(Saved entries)

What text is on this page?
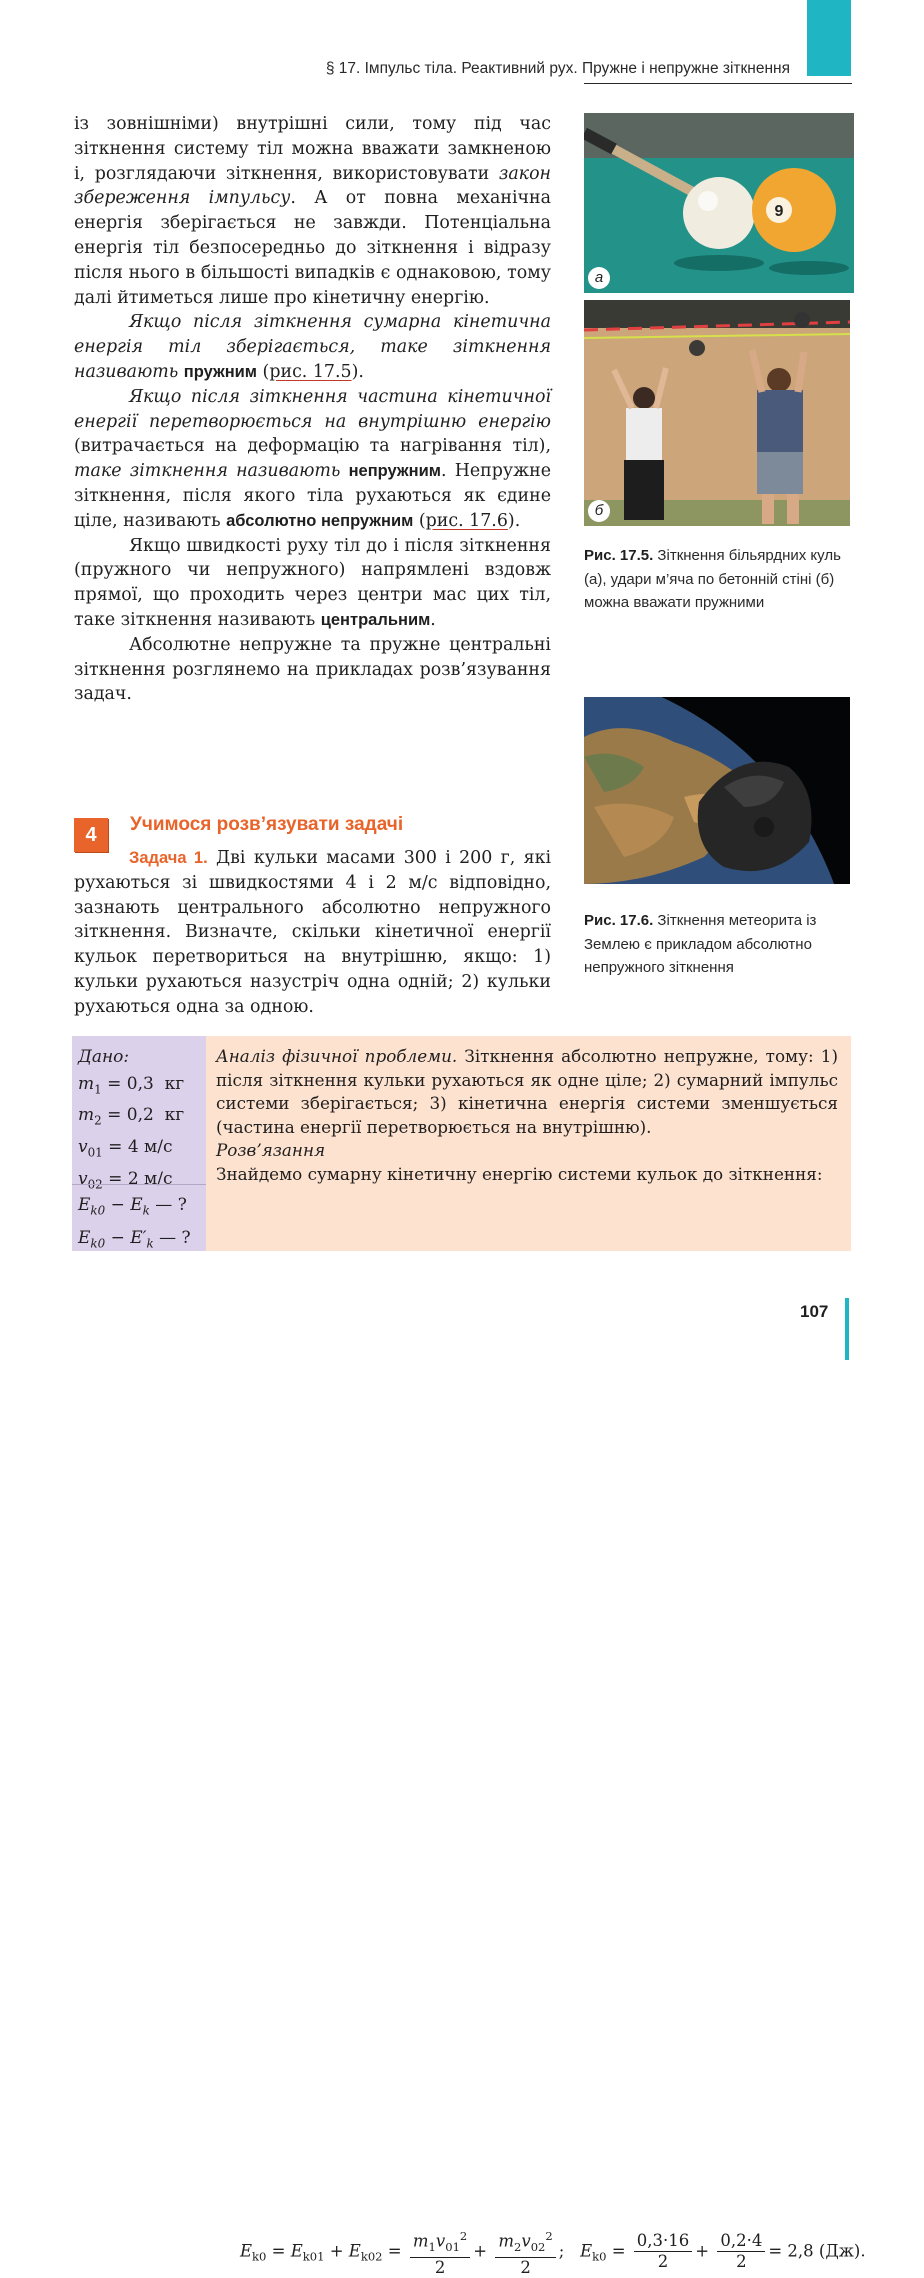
§ 17. Імпульс тіла. Реактивний рух. Пружне і непружне зіткнення

із зовнішніми) внутрішні сили, тому під час зіткнення систему тіл можна вважати замкненою і, розглядаючи зіткнення, використовувати закон збереження імпульсу. А от повна механічна енергія зберігається не завжди. Потенціальна енергія тіл безпосередньо до зіткнення і відразу після нього в більшості випадків є однаковою, тому далі йтиметься лише про кінетичну енергію.

Якщо після зіткнення сумарна кінетична енергія тіл зберігається, таке зіткнення називають пружним (рис. 17.5).

Якщо після зіткнення частина кінетичної енергії перетворюється на внутрішню енергію (витрачається на деформацію та нагрівання тіл), таке зіткнення називають непружним. Непружне зіткнення, після якого тіла рухаються як єдине ціле, називають абсолютно непружним (рис. 17.6).

Якщо швидкості руху тіл до і після зіткнення (пружного чи непружного) напрямлені вздовж прямої, що проходить через центри мас цих тіл, таке зіткнення називають центральним.

Абсолютне непружне та пружне центральні зіткнення розглянемо на прикладах розв’язування задач.

4	Учимося розв’язувати задачі

Задача 1. Дві кульки масами 300 і 200 г, які рухаються зі швидкостями 4 і 2 м/с відповідно, зазнають центрального абсолютно непружного зіткнення. Визначте, скільки кінетичної енергії кульок перетвориться на внутрішню, якщо: 1) кульки рухаються назустріч одна одній; 2) кульки рухаються одна за одною.

9
а
б
Рис. 17.5. Зіткнення більярдних куль (а), удари м’яча по бетонній стіні (б) можна вважати пружними
Рис. 17.6. Зіткнення метеорита із Землею є прикладом абсолютно непружного зіткнення
Дано:
$m_1 = 0,3$ кг
$m_2 = 0,2$ кг
$v_{01} = 4$ м/с
$v_{02} = 2$ м/с
$E_{k0} - E_k$ — ?
$E_{k0} - E'_k$ — ?
Аналіз фізичної проблеми. Зіткнення абсолютно непружне, тому: 1) після зіткнення кульки рухаються як одне ціле; 2) сумарний імпульс системи зберігається; 3) кінетична енергія системи зменшується (частина енергії перетворюється на внутрішню).
Розв’язання
Знайдемо сумарну кінетичну енергію системи кульок до зіткнення:
$E_{k0} = E_{k01} + E_{k02} = \frac{m_1v_{01}^2}{2} + \frac{m_2v_{02}^2}{2}$ ;   $E_{k0} = \frac{0,3\cdot 16}{2} + \frac{0,2\cdot 4}{2} = 2,8$ (Дж).
107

**What needs to be done**. Repeat each entry above word for word, leaving every picture out.

**Solution to this task**.
What text is on this page?
§ 17. Імпульс тіла. Реактивний рух. Пружне і непружне зіткнення

із зовнішніми) внутрішні сили, тому під час зіткнення систему тіл можна вважати замкненою і, розглядаючи зіткнення, використовувати закон збереження імпульсу. А от повна механічна енергія зберігається не завжди. Потенціальна енергія тіл безпосередньо до зіткнення і відразу після нього в більшості випадків є однаковою, тому далі йтиметься лише про кінетичну енергію.

Якщо після зіткнення сумарна кінетична енергія тіл зберігається, таке зіткнення називають пружним (рис. 17.5).

Якщо після зіткнення частина кінетичної енергії перетворюється на внутрішню енергію (витрачається на деформацію та нагрівання тіл), таке зіткнення називають непружним. Непружне зіткнення, після якого тіла рухаються як єдине ціле, називають абсолютно непружним (рис. 17.6).

Якщо швидкості руху тіл до і після зіткнення (пружного чи непружного) напрямлені вздовж прямої, що проходить через центри мас цих тіл, таке зіткнення називають центральним.

Абсолютне непружне та пружне центральні зіткнення розглянемо на прикладах розв’язування задач.

4	Учимося розв’язувати задачі

Задача 1. Дві кульки масами 300 і 200 г, які рухаються зі швидкостями 4 і 2 м/с відповідно, зазнають центрального абсолютно непружного зіткнення. Визначте, скільки кінетичної енергії кульок перетвориться на внутрішню, якщо: 1) кульки рухаються назустріч одна одній; 2) кульки рухаються одна за одною.

9
а
б
Рис. 17.5. Зіткнення більярдних куль (а), удари м’яча по бетонній стіні (б) можна вважати пружними
Рис. 17.6. Зіткнення метеорита із Землею є прикладом абсолютно непружного зіткнення
Дано:
$m_1 = 0,3$ кг
$m_2 = 0,2$ кг
$v_{01} = 4$ м/с
$v_{02} = 2$ м/с
$E_{k0} - E_k$ — ?
$E_{k0} - E'_k$ — ?
Аналіз фізичної проблеми. Зіткнення абсолютно непружне, тому: 1) після зіткнення кульки рухаються як одне ціле; 2) сумарний імпульс системи зберігається; 3) кінетична енергія системи зменшується (частина енергії перетворюється на внутрішню).
Розв’язання
Знайдемо сумарну кінетичну енергію системи кульок до зіткнення:
$E_{k0} = E_{k01} + E_{k02} = \frac{m_1v_{01}^2}{2} + \frac{m_2v_{02}^2}{2}$ ;   $E_{k0} = \frac{0,3\cdot 16}{2} + \frac{0,2\cdot 4}{2} = 2,8$ (Дж).
107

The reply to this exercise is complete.